Instructions to follow: Can you print the data exactly and leave out each image?
=== Data lines ===
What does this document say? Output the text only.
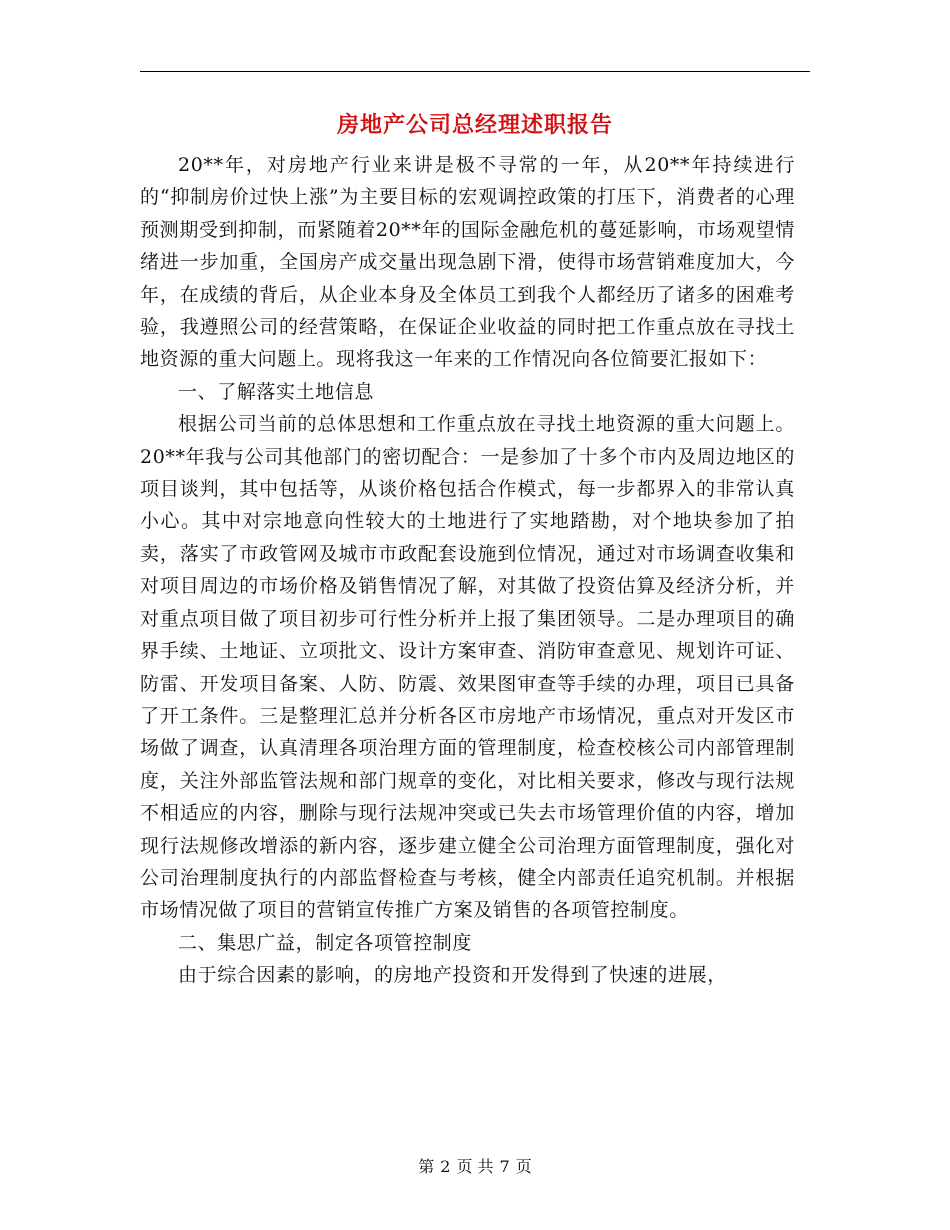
房地产公司总经理述职报告

20**年，对房地产行业来讲是极不寻常的一年，从20**年持续进行的“抑制房价过快上涨”为主要目标的宏观调控政策的打压下，消费者的心理预测期受到抑制，而紧随着20**年的国际金融危机的蔓延影响，市场观望情绪进一步加重，全国房产成交量出现急剧下滑，使得市场营销难度加大，今年，在成绩的背后，从企业本身及全体员工到我个人都经历了诸多的困难考验，我遵照公司的经营策略，在保证企业收益的同时把工作重点放在寻找土地资源的重大问题上。现将我这一年来的工作情况向各位简要汇报如下：

一、了解落实土地信息

根据公司当前的总体思想和工作重点放在寻找土地资源的重大问题上。20**年我与公司其他部门的密切配合：一是参加了十多个市内及周边地区的项目谈判，其中包括等，从谈价格包括合作模式，每一步都界入的非常认真小心。其中对宗地意向性较大的土地进行了实地踏勘，对个地块参加了拍卖，落实了市政管网及城市市政配套设施到位情况，通过对市场调查收集和对项目周边的市场价格及销售情况了解，对其做了投资估算及经济分析，并对重点项目做了项目初步可行性分析并上报了集团领导。二是办理项目的确界手续、土地证、立项批文、设计方案审查、消防审查意见、规划许可证、防雷、开发项目备案、人防、防震、效果图审查等手续的办理，项目已具备了开工条件。三是整理汇总并分析各区市房地产市场情况，重点对开发区市场做了调查，认真清理各项治理方面的管理制度，检查校核公司内部管理制度，关注外部监管法规和部门规章的变化，对比相关要求，修改与现行法规不相适应的内容，删除与现行法规冲突或已失去市场管理价值的内容，增加现行法规修改增添的新内容，逐步建立健全公司治理方面管理制度，强化对公司治理制度执行的内部监督检查与考核，健全内部责任追究机制。并根据市场情况做了项目的营销宣传推广方案及销售的各项管控制度。

二、集思广益，制定各项管控制度

由于综合因素的影响，的房地产投资和开发得到了快速的进展，

第 2 页 共 7 页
===
Full response:
What does this document say? Output the text only.
房地产公司总经理述职报告

20**年，对房地产行业来讲是极不寻常的一年，从20**年持续进行的“抑制房价过快上涨”为主要目标的宏观调控政策的打压下，消费者的心理预测期受到抑制，而紧随着20**年的国际金融危机的蔓延影响，市场观望情绪进一步加重，全国房产成交量出现急剧下滑，使得市场营销难度加大，今年，在成绩的背后，从企业本身及全体员工到我个人都经历了诸多的困难考验，我遵照公司的经营策略，在保证企业收益的同时把工作重点放在寻找土地资源的重大问题上。现将我这一年来的工作情况向各位简要汇报如下：

一、了解落实土地信息

根据公司当前的总体思想和工作重点放在寻找土地资源的重大问题上。20**年我与公司其他部门的密切配合：一是参加了十多个市内及周边地区的项目谈判，其中包括等，从谈价格包括合作模式，每一步都界入的非常认真小心。其中对宗地意向性较大的土地进行了实地踏勘，对个地块参加了拍卖，落实了市政管网及城市市政配套设施到位情况，通过对市场调查收集和对项目周边的市场价格及销售情况了解，对其做了投资估算及经济分析，并对重点项目做了项目初步可行性分析并上报了集团领导。二是办理项目的确界手续、土地证、立项批文、设计方案审查、消防审查意见、规划许可证、防雷、开发项目备案、人防、防震、效果图审查等手续的办理，项目已具备了开工条件。三是整理汇总并分析各区市房地产市场情况，重点对开发区市场做了调查，认真清理各项治理方面的管理制度，检查校核公司内部管理制度，关注外部监管法规和部门规章的变化，对比相关要求，修改与现行法规不相适应的内容，删除与现行法规冲突或已失去市场管理价值的内容，增加现行法规修改增添的新内容，逐步建立健全公司治理方面管理制度，强化对公司治理制度执行的内部监督检查与考核，健全内部责任追究机制。并根据市场情况做了项目的营销宣传推广方案及销售的各项管控制度。

二、集思广益，制定各项管控制度

由于综合因素的影响，的房地产投资和开发得到了快速的进展，

第 2 页 共 7 页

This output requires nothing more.